■ **EXCERTO FORNECIDO**
___

Claro que a sua fixação na Província o afastou das tertúlias (Lisboa principalmente) que só com dificuldade conseguia, esporadicamente, frequentar.E onde cedo fora acolhido. Primeiro com uma certa desconfiança dadas algumas posições polémicas assumidas pelo jovem crítico: - caso da estética de ironia de Eça, ou a análise que nunca o satisfaria de Fernando Pessoa --uma poesia verídica num mundo sem verdade !, ou ainda a sua não total comunhão com a estética da escrita do colega Namora – fugindo ao itinerário ideológico, para só ficar no literário.Certo é que depressa se iria impor entre os seus pares com a colaboração regular no Diário de Lisboa.
Mas o viver provinciano não o disporia para uma inactividade contra o bafiento regime Salazarista: – 40 anos de salazartimanha, de salazarfar, de salazartrose, como diz. Aprendeu, jovem, o anátema do regime e confrontou-o como poucos. Pagou caro a obstinação no seu derrube, assistindo ao folhetim da «cadeira benfeitora», que fez mais para o fim do ditador que toda a oposição. Mas não viu o fim do regime.

___

■ **OBJETIVO DO EXERCÍCIO**
Reescreva o trecho do excerto que começa com as palavras contendo "Mas o viver" e termina com "fim do regime.", trocando "regime" por "governo".

[Registros de dados armazenados]

___

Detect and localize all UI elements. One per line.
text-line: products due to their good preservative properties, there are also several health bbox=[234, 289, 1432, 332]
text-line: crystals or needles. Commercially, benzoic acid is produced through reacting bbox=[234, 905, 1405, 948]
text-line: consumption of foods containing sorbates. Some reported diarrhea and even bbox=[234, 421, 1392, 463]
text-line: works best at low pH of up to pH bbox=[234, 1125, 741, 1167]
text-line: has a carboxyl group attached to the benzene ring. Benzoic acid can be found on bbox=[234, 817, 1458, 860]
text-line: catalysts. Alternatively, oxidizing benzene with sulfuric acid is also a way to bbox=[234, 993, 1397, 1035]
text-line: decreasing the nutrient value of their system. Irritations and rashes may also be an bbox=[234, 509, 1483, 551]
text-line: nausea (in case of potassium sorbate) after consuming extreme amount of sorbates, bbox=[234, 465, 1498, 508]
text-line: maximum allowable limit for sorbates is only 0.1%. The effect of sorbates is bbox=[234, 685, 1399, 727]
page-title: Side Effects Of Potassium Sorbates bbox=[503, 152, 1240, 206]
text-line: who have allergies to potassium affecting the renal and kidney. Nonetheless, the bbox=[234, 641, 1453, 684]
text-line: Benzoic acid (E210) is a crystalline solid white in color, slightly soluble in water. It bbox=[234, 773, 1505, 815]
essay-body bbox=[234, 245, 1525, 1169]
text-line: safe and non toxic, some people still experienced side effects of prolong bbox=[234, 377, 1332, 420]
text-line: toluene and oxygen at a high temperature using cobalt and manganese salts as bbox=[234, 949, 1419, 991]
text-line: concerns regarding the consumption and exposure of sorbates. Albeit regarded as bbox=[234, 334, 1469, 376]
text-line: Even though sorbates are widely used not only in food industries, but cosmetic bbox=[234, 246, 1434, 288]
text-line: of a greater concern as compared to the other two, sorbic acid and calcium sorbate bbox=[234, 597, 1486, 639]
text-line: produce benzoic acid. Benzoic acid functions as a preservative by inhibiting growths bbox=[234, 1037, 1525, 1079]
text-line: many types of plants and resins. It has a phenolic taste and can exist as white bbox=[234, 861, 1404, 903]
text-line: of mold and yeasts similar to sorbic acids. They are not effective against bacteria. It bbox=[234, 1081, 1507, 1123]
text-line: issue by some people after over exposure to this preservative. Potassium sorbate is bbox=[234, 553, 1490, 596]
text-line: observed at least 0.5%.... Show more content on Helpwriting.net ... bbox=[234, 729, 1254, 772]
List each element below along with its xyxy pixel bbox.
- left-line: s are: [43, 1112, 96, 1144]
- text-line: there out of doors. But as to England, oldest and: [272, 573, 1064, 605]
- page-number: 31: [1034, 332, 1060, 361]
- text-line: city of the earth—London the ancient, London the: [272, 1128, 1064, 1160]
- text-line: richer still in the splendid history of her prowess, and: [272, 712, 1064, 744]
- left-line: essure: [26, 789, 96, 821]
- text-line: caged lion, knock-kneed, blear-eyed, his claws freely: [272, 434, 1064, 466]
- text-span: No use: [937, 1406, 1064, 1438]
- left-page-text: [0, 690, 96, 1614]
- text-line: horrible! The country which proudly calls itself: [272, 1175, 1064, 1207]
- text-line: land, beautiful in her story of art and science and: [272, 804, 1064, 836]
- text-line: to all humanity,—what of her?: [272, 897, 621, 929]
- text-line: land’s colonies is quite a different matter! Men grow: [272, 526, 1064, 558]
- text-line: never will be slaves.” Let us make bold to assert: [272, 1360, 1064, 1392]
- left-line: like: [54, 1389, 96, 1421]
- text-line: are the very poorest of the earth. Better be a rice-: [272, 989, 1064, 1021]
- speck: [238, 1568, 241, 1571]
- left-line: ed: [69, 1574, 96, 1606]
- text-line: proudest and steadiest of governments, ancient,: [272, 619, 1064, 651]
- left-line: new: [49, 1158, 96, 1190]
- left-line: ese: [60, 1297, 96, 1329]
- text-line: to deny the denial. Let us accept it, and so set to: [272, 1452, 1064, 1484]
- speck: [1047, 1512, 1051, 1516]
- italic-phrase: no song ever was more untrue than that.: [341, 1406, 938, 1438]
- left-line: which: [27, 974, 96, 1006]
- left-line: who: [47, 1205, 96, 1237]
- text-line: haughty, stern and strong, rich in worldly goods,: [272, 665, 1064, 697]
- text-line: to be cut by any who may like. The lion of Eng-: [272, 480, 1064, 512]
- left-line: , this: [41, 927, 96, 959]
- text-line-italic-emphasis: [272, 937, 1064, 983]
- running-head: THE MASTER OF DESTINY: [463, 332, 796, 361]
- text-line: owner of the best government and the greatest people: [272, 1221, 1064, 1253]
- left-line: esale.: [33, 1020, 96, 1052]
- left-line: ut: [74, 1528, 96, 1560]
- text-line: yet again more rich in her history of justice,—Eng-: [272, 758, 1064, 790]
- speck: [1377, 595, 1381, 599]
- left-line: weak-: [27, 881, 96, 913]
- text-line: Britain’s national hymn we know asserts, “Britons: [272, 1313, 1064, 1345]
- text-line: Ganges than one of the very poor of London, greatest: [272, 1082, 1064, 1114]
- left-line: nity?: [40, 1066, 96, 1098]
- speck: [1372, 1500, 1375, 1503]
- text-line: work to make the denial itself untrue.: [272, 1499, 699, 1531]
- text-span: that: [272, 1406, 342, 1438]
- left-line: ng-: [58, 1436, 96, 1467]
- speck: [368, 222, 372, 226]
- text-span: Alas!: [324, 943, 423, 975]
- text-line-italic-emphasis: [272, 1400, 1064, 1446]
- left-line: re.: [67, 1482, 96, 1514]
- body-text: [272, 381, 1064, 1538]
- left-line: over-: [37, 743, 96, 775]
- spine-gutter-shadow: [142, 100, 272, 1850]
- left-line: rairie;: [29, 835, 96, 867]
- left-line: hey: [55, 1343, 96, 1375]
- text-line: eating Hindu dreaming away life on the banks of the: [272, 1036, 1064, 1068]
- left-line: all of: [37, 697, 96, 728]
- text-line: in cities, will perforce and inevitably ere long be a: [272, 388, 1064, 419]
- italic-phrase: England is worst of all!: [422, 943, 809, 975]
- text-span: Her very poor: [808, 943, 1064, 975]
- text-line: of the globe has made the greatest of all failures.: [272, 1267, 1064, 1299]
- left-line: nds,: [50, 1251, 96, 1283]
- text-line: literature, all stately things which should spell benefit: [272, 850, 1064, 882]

___

■ **RESULTADO DA TAREFA**
Mas o viver provinciano não o disporia para uma inactividade contra o bafiento governo Salazarista: – 40 anos de salazartimanha, de salazarfar, de salazartrose, como diz. Aprendeu, jovem, o anátema do governo e confrontou-o como poucos. Pagou caro a obstinação no seu derrube, assistindo ao folhetim da «cadeira benfeitora», que fez mais para o fim do ditador que toda a oposição. Mas não viu o fim do governo.